* **WHAT TO PRODUCE**
Which lines below hold the word "himself"? Report each one.

● ● ●

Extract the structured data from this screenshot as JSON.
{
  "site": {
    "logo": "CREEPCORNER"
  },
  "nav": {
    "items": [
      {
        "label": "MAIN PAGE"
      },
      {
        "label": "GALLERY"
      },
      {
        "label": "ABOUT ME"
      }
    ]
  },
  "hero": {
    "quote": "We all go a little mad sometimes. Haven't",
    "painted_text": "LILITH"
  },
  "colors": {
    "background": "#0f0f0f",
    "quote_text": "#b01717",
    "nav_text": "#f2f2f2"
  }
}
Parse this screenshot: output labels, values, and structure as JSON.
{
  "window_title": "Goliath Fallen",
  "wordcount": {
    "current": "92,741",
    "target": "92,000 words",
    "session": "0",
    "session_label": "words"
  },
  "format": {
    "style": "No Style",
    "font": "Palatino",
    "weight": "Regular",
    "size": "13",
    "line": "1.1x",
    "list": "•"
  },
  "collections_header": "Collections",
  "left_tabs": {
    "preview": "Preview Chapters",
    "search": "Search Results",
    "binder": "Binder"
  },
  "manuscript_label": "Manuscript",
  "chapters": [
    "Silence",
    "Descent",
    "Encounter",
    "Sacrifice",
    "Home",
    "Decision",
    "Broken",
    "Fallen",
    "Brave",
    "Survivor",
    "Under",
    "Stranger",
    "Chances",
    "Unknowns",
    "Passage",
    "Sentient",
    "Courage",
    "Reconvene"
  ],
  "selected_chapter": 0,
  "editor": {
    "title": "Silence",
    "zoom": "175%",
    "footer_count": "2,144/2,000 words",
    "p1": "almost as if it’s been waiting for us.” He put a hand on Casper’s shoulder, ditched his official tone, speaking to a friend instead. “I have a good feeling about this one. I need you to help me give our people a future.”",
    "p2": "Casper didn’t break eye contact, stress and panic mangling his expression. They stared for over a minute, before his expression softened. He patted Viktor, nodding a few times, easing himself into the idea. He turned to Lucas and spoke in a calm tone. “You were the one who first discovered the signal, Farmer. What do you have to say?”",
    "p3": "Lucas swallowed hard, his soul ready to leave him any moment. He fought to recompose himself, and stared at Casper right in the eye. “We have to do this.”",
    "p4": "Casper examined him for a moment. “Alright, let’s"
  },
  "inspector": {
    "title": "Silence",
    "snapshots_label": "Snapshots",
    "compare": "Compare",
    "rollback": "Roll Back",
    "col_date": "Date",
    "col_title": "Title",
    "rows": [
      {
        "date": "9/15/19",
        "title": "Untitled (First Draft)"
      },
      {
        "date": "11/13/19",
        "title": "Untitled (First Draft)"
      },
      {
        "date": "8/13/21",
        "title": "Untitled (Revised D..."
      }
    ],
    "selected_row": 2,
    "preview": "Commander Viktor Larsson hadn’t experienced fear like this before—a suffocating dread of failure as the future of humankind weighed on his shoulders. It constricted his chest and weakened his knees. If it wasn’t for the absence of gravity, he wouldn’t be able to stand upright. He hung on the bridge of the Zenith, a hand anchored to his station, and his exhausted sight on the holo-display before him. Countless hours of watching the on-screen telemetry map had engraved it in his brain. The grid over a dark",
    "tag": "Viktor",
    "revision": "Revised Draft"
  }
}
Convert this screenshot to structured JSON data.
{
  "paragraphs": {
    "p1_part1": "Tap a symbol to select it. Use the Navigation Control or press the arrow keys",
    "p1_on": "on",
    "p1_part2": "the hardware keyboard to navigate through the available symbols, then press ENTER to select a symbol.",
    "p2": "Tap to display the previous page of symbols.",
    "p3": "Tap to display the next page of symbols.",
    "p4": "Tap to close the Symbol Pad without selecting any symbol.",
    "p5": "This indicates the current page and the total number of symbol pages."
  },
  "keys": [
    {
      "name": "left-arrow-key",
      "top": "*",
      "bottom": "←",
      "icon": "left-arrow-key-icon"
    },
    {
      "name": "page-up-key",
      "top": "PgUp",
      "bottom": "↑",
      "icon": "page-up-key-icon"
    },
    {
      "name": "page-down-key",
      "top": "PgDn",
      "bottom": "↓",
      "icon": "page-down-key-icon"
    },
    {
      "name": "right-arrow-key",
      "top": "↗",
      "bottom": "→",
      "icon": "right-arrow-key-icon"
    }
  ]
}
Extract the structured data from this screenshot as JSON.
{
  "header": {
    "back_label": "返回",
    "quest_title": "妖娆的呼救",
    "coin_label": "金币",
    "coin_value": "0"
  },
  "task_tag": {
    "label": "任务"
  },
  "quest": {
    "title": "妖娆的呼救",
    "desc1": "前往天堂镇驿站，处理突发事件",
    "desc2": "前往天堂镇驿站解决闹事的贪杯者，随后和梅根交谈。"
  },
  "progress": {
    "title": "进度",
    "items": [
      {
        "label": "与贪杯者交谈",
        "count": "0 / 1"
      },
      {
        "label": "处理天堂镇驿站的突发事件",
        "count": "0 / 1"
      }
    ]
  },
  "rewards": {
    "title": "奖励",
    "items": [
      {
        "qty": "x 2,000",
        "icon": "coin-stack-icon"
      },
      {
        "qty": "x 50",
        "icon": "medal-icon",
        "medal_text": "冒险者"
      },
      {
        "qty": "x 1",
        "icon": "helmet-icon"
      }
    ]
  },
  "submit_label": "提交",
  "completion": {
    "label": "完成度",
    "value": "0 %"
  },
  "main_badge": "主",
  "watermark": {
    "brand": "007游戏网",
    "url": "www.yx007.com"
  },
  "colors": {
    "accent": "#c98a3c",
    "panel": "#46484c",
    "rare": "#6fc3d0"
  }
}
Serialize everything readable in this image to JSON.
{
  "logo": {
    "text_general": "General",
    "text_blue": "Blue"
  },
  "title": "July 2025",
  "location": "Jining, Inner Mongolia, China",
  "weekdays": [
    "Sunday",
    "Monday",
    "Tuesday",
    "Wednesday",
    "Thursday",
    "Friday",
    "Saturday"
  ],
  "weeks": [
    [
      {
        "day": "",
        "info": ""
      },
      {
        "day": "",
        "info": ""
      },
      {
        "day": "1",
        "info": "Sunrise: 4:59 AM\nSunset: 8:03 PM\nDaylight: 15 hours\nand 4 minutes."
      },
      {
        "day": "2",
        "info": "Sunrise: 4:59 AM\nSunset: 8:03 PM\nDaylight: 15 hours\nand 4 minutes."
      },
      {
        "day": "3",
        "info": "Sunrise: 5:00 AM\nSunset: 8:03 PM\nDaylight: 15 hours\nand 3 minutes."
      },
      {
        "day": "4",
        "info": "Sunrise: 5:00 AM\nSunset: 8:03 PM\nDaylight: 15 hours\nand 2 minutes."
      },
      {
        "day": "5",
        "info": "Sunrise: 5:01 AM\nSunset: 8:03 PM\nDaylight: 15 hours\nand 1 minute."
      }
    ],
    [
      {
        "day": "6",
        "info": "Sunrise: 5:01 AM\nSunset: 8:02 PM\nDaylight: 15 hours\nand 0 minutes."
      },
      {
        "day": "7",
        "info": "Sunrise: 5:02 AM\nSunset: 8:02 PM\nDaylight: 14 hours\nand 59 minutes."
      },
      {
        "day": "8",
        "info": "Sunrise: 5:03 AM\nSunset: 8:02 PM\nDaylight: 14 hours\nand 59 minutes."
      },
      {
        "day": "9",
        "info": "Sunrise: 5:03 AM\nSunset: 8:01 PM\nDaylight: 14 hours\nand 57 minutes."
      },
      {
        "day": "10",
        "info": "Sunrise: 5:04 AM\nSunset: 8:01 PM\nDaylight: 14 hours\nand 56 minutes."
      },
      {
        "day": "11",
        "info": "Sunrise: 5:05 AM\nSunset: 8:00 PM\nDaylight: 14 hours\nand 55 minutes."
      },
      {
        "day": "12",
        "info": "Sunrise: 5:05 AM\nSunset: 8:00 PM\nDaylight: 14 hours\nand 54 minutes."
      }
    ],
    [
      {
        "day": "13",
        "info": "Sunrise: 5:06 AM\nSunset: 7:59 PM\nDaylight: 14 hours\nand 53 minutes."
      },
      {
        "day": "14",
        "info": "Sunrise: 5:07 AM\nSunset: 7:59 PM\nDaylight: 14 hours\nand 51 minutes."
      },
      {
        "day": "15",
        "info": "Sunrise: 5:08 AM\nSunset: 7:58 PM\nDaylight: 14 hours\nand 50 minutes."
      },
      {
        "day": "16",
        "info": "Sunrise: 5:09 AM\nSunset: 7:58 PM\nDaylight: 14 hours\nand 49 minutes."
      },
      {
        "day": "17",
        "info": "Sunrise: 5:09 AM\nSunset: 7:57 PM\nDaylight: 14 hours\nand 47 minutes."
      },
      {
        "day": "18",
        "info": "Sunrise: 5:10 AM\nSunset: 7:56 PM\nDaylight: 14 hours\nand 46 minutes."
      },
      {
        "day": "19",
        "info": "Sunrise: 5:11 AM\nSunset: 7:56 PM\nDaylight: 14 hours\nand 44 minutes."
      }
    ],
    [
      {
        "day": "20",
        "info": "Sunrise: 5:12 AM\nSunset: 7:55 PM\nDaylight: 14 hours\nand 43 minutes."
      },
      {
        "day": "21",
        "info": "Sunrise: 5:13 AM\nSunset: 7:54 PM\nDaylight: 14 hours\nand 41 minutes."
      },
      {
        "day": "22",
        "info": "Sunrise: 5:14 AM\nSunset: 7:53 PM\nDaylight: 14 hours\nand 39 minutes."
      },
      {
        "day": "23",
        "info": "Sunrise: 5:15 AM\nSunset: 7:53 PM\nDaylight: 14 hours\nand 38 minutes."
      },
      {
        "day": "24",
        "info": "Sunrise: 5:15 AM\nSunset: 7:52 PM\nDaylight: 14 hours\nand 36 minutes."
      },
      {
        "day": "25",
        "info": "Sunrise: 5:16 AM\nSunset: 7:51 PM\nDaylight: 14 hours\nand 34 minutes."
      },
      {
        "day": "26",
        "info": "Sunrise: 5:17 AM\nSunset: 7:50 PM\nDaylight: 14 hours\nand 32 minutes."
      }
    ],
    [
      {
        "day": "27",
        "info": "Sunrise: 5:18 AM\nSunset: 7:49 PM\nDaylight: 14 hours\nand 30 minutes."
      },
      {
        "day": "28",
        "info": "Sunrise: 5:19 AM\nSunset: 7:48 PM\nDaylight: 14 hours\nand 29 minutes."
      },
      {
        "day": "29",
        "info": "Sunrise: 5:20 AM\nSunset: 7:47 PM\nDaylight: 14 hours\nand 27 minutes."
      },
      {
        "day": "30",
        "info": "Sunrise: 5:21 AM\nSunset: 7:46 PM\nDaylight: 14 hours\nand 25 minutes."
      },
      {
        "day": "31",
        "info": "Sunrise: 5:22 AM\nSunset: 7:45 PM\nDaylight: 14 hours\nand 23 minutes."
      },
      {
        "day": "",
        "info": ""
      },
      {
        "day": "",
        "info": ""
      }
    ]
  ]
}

● ● ●

* **TASK ANSWER**
    "p2": "Casper didn’t break eye contact, stress and panic mangling his expression. They stared for over a minute, before his expression softened. He patted Viktor, nodding a few times, easing himself into the idea. He turned to Lucas and spoke in a calm tone. “You were the one who first discovered the signal, Farmer. What do you have to say?”",
    "p3": "Lucas swallowed hard, his soul ready to leave him any moment. He fought to recompose himself, and stared at Casper right in the eye. “We have to do this.”",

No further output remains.